## Aim
Copy out the items word for word, from the line containing "Itemize the components" through the line containing "heatmap-cell xyxy=(381,210,391,220)", including both of those lines. Leave the pictures out of your answer.

## Records provided
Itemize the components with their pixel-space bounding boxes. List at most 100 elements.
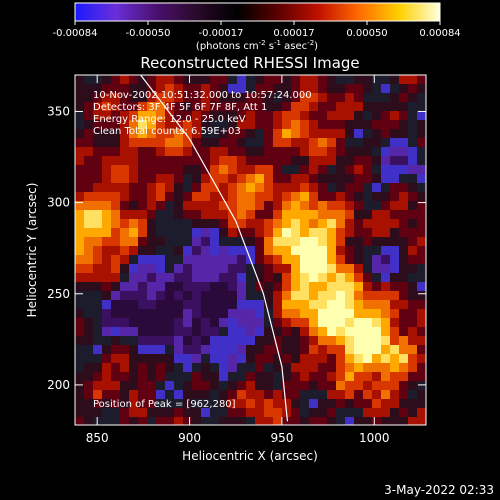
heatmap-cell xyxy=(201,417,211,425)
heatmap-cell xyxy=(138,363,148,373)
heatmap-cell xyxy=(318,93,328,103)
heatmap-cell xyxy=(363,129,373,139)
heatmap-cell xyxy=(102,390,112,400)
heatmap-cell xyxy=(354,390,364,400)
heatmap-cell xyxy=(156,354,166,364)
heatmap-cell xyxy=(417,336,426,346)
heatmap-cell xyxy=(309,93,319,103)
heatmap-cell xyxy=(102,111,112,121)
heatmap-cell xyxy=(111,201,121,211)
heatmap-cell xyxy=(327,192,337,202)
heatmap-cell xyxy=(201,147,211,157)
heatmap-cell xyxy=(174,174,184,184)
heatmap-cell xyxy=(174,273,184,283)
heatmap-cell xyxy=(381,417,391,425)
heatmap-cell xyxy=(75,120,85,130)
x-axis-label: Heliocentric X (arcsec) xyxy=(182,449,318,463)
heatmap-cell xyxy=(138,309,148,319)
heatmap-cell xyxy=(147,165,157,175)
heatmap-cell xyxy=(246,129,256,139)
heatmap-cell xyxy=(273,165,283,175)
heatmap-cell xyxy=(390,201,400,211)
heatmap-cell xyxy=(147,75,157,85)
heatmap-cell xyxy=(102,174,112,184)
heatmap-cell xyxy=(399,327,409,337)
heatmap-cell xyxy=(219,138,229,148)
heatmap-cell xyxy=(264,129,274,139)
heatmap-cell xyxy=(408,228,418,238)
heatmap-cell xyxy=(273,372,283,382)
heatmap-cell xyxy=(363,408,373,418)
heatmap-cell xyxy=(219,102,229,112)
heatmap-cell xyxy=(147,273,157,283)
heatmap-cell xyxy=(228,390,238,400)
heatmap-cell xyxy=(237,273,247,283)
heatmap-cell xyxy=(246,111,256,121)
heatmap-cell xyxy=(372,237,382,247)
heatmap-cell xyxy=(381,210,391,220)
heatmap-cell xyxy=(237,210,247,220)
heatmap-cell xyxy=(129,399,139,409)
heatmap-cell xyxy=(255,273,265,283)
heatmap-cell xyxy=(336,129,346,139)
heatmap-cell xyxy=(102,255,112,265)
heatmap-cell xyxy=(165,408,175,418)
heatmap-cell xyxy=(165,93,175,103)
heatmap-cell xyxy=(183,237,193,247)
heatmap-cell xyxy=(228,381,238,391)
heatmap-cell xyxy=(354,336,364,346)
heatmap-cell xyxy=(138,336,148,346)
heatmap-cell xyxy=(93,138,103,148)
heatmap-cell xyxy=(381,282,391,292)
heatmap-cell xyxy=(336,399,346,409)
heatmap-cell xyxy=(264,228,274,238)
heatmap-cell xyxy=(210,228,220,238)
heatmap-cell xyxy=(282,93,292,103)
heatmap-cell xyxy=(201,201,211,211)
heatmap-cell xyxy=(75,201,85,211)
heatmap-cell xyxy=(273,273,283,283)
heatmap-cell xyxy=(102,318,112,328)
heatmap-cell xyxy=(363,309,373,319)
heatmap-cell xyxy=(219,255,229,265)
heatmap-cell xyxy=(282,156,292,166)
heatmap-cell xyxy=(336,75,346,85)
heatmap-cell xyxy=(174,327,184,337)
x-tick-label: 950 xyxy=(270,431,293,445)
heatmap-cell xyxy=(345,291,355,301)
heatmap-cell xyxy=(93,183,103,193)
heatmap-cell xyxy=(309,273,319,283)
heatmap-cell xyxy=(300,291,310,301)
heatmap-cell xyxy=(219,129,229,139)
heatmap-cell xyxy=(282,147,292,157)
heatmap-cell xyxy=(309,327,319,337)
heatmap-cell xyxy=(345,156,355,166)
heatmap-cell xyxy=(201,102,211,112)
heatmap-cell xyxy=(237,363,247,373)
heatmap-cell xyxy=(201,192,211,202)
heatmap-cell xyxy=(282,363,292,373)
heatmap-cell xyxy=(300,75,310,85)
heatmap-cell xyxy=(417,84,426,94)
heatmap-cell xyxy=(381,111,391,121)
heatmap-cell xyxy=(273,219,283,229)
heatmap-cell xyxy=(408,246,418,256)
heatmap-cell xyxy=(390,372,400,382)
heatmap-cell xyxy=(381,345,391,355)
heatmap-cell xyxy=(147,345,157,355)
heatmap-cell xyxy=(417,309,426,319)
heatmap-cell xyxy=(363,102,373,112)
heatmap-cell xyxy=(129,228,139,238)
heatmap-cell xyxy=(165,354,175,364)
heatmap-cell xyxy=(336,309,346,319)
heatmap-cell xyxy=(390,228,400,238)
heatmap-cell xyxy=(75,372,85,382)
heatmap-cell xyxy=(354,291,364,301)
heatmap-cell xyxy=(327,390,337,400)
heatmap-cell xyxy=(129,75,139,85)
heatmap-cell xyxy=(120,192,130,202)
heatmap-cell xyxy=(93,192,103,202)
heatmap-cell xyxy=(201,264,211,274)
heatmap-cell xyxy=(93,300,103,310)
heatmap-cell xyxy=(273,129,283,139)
==
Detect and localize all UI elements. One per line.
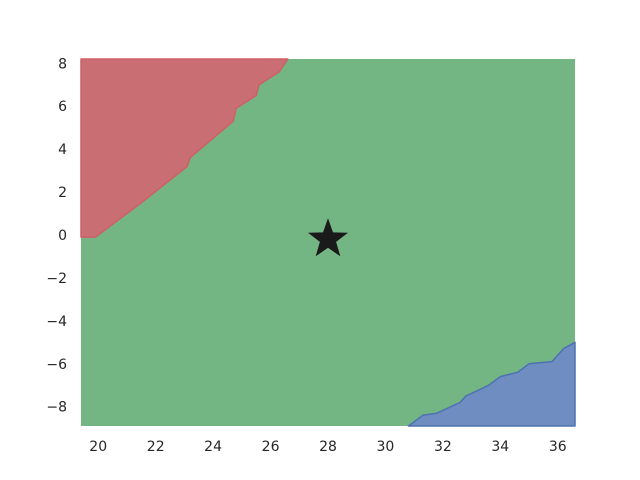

## Exercise response
Itemize the components with their pixel-space bounding boxes. List at most 100 elements.
heatmap-cell xyxy=(201,417,211,425)
heatmap-cell xyxy=(138,363,148,373)
heatmap-cell xyxy=(318,93,328,103)
heatmap-cell xyxy=(363,129,373,139)
heatmap-cell xyxy=(102,390,112,400)
heatmap-cell xyxy=(354,390,364,400)
heatmap-cell xyxy=(156,354,166,364)
heatmap-cell xyxy=(417,336,426,346)
heatmap-cell xyxy=(309,93,319,103)
heatmap-cell xyxy=(102,111,112,121)
heatmap-cell xyxy=(111,201,121,211)
heatmap-cell xyxy=(327,192,337,202)
heatmap-cell xyxy=(201,147,211,157)
heatmap-cell xyxy=(174,174,184,184)
heatmap-cell xyxy=(174,273,184,283)
heatmap-cell xyxy=(381,417,391,425)
heatmap-cell xyxy=(75,120,85,130)
x-axis-label: Heliocentric X (arcsec) xyxy=(182,449,318,463)
heatmap-cell xyxy=(138,309,148,319)
heatmap-cell xyxy=(147,165,157,175)
heatmap-cell xyxy=(246,129,256,139)
heatmap-cell xyxy=(273,165,283,175)
heatmap-cell xyxy=(390,201,400,211)
heatmap-cell xyxy=(147,75,157,85)
heatmap-cell xyxy=(102,174,112,184)
heatmap-cell xyxy=(399,327,409,337)
heatmap-cell xyxy=(219,138,229,148)
heatmap-cell xyxy=(264,129,274,139)
heatmap-cell xyxy=(408,228,418,238)
heatmap-cell xyxy=(273,372,283,382)
heatmap-cell xyxy=(363,408,373,418)
heatmap-cell xyxy=(219,102,229,112)
heatmap-cell xyxy=(147,273,157,283)
heatmap-cell xyxy=(228,390,238,400)
heatmap-cell xyxy=(237,273,247,283)
heatmap-cell xyxy=(246,111,256,121)
heatmap-cell xyxy=(372,237,382,247)
heatmap-cell xyxy=(381,210,391,220)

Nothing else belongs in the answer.